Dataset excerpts

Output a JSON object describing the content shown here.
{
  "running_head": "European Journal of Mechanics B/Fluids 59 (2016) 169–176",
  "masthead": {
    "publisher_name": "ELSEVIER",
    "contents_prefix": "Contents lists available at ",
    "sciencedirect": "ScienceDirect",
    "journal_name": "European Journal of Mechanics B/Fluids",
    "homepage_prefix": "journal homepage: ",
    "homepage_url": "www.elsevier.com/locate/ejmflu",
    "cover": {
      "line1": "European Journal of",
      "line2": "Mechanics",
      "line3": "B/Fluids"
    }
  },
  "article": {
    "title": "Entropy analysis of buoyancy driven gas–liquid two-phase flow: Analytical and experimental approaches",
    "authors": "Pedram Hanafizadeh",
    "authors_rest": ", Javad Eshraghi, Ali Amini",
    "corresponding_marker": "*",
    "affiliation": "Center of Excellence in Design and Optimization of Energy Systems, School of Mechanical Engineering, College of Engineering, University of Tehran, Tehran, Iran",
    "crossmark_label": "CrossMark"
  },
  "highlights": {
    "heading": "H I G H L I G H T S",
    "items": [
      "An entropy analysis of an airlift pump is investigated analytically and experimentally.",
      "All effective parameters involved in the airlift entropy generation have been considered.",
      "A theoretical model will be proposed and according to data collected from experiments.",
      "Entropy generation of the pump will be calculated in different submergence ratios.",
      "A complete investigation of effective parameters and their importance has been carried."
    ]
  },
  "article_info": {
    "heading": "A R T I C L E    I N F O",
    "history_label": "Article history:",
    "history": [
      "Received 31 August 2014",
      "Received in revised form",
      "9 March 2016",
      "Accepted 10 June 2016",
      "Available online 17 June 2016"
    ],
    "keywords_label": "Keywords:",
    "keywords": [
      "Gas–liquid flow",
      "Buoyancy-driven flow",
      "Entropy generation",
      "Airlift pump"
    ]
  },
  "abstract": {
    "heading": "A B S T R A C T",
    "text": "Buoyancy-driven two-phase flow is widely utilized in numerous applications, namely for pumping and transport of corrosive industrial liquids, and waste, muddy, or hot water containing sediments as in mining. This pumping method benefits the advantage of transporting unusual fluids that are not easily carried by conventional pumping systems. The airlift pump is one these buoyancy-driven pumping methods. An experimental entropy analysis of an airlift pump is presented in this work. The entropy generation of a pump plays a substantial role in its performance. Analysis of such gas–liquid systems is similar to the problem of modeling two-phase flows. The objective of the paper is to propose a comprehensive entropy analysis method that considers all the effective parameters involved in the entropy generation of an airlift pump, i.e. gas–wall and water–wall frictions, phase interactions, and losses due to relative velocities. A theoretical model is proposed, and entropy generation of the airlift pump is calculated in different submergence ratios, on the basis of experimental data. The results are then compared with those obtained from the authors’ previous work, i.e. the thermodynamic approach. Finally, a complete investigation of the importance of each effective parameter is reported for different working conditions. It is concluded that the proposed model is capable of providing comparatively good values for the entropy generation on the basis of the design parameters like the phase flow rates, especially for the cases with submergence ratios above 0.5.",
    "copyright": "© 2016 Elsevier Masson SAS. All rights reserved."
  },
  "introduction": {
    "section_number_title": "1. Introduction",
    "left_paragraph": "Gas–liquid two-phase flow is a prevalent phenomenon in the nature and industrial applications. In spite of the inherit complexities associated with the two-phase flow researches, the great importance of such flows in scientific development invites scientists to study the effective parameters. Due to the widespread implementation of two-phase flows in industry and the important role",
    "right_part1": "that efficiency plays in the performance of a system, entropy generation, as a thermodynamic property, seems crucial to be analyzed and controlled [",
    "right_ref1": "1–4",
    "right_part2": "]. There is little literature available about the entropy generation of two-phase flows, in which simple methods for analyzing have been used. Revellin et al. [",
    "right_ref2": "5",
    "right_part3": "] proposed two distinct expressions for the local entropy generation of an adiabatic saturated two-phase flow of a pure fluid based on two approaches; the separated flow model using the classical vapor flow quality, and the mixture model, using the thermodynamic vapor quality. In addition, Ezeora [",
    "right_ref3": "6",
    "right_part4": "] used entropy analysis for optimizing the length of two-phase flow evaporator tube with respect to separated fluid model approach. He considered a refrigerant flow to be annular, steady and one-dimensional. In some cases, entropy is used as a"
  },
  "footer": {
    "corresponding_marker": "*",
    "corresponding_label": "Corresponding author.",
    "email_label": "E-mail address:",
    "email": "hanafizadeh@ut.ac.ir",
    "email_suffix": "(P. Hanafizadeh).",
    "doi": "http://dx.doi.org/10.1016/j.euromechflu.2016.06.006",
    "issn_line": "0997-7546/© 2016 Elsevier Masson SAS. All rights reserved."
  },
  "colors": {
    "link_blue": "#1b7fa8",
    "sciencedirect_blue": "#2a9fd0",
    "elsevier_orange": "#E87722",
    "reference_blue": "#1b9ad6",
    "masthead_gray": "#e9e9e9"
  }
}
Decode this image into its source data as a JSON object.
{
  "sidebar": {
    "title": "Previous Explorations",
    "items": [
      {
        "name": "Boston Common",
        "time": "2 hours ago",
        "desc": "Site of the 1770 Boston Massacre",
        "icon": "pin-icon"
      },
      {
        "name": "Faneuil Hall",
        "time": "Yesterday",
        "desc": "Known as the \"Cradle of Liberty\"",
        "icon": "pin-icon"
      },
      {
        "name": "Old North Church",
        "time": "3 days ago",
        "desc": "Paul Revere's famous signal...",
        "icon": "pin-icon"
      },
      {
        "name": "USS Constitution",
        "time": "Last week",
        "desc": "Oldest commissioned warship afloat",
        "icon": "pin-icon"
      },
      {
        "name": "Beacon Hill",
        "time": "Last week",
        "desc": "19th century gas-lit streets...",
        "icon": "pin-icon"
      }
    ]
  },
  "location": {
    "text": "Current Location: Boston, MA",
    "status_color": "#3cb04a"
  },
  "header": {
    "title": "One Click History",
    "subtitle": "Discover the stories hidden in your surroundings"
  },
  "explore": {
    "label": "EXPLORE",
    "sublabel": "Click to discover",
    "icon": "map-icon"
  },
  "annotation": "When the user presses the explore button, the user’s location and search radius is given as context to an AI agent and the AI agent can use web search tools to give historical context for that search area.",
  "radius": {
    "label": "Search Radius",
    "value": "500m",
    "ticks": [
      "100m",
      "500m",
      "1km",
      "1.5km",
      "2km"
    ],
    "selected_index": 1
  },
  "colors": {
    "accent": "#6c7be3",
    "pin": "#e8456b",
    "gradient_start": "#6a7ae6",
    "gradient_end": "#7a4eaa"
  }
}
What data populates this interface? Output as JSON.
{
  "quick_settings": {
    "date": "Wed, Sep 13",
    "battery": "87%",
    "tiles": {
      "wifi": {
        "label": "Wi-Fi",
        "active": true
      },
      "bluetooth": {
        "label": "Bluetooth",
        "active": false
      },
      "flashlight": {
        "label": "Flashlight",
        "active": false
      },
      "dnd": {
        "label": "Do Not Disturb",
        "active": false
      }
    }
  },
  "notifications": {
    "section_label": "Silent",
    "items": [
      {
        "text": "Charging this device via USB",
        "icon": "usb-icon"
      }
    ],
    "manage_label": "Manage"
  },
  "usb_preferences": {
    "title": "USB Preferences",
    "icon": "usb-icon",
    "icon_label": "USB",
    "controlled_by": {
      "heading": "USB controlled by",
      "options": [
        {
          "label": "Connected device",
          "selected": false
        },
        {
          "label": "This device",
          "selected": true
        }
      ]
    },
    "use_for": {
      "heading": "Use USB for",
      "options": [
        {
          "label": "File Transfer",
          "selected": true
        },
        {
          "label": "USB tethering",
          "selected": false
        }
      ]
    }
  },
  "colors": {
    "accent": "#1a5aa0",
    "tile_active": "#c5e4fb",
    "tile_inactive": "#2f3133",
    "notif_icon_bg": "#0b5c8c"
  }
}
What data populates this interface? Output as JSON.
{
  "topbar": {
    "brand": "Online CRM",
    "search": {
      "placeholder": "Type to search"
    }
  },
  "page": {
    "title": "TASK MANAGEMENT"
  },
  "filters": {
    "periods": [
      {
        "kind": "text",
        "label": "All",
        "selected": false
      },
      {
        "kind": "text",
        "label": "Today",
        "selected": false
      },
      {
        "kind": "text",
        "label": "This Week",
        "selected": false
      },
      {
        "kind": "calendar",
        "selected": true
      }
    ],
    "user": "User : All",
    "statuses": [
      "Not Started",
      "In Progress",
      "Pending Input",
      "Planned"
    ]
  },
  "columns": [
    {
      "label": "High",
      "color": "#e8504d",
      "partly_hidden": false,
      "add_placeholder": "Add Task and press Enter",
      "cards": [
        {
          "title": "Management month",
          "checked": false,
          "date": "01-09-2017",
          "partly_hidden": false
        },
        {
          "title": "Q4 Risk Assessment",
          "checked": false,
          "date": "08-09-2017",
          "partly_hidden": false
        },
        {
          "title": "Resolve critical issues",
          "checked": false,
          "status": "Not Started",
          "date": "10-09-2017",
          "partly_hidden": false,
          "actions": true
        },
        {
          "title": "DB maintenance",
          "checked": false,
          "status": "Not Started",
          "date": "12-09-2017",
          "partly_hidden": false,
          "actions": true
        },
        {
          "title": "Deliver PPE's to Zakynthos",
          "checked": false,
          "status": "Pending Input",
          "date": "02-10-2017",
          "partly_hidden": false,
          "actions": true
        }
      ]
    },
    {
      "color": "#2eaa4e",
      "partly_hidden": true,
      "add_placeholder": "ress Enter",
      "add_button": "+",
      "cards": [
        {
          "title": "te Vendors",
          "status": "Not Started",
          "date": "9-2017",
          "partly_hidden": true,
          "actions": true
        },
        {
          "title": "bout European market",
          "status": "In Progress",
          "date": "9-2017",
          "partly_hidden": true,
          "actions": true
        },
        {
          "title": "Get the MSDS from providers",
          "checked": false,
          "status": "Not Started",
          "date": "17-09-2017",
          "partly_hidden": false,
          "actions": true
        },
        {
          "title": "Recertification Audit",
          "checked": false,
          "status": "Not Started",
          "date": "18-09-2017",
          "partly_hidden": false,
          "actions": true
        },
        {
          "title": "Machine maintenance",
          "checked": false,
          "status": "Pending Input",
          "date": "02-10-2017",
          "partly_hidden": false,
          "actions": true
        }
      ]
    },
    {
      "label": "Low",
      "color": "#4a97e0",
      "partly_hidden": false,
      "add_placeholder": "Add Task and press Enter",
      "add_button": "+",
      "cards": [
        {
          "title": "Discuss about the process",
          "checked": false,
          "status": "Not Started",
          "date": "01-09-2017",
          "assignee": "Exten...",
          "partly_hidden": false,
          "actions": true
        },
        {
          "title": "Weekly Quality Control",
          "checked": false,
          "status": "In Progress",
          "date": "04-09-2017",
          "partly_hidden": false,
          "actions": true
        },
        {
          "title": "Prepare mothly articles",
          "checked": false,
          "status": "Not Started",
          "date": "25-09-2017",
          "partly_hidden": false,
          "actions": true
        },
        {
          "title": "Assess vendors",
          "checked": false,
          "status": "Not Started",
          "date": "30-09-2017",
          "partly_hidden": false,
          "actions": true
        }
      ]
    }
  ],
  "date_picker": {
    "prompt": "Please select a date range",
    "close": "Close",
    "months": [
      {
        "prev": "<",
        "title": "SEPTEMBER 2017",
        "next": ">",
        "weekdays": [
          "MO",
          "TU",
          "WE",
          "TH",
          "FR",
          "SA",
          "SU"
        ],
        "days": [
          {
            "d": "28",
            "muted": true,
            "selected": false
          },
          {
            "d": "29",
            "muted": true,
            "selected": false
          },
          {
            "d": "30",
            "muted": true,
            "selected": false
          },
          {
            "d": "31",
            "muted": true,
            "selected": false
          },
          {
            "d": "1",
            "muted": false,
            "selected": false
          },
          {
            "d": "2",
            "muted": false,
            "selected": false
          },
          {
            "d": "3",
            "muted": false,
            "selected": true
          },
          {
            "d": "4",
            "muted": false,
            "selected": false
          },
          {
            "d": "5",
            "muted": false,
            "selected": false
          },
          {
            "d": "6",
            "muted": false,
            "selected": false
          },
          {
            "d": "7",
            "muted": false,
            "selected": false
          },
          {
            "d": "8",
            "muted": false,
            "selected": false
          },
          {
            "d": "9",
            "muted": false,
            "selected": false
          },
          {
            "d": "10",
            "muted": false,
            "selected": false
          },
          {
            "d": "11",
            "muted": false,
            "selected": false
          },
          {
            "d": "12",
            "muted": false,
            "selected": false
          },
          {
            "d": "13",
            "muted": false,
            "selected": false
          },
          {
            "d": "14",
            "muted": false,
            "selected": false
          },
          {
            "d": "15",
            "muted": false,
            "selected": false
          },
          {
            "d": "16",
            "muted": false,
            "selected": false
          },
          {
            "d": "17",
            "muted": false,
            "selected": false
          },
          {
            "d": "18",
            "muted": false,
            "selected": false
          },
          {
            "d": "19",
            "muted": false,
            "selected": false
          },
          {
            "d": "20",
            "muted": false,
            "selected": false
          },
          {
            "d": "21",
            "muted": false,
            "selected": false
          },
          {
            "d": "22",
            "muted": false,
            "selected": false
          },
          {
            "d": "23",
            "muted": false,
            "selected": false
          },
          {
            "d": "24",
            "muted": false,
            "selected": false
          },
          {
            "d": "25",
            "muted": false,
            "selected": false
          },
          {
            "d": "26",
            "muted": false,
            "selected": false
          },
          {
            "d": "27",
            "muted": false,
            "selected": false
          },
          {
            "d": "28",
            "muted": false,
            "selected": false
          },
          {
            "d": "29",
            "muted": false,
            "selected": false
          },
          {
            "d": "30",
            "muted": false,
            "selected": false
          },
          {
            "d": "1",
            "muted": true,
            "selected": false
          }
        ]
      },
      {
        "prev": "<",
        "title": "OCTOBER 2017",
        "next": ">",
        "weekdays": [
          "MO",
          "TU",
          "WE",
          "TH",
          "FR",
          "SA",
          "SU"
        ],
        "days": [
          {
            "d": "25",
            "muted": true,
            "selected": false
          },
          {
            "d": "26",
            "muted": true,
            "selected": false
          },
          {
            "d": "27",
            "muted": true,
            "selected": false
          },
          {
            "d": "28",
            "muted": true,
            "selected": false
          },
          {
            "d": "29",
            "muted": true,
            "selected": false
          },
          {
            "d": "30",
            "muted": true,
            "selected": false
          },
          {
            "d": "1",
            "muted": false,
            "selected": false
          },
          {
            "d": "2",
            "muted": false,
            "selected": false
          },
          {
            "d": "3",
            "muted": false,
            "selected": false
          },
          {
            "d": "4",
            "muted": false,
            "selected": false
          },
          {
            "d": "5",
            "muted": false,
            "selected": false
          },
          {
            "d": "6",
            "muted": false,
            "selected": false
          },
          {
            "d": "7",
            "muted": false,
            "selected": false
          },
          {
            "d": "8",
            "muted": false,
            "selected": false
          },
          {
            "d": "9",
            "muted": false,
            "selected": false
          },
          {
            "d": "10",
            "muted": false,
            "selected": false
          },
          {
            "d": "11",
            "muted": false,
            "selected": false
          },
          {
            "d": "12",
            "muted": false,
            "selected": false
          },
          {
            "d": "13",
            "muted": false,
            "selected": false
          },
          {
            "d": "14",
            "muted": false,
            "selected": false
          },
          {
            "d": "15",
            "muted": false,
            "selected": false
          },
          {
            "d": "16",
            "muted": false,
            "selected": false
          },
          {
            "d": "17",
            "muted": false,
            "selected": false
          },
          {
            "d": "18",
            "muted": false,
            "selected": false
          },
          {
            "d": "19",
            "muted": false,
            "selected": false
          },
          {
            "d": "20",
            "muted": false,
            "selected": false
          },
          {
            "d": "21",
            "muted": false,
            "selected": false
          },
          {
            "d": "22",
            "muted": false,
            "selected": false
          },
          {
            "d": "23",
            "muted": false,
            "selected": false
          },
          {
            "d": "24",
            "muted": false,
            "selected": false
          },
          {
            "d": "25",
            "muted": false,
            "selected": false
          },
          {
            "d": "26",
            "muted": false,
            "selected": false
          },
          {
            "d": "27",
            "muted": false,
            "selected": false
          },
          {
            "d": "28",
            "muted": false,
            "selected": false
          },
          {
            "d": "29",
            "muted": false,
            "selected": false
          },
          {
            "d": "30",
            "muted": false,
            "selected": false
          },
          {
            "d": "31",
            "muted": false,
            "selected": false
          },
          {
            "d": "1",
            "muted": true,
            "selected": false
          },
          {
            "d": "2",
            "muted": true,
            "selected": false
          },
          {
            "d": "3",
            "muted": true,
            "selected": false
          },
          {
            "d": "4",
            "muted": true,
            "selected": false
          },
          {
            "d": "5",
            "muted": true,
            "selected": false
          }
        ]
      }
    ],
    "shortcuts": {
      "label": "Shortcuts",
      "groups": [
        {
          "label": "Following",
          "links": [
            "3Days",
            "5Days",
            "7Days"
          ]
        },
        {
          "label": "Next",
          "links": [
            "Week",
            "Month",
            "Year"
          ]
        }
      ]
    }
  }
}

_REQUEST_: Determine the number of lines in these entries that contain the word "will", and write only that number.

_EXPECTED OUTPUT_: 2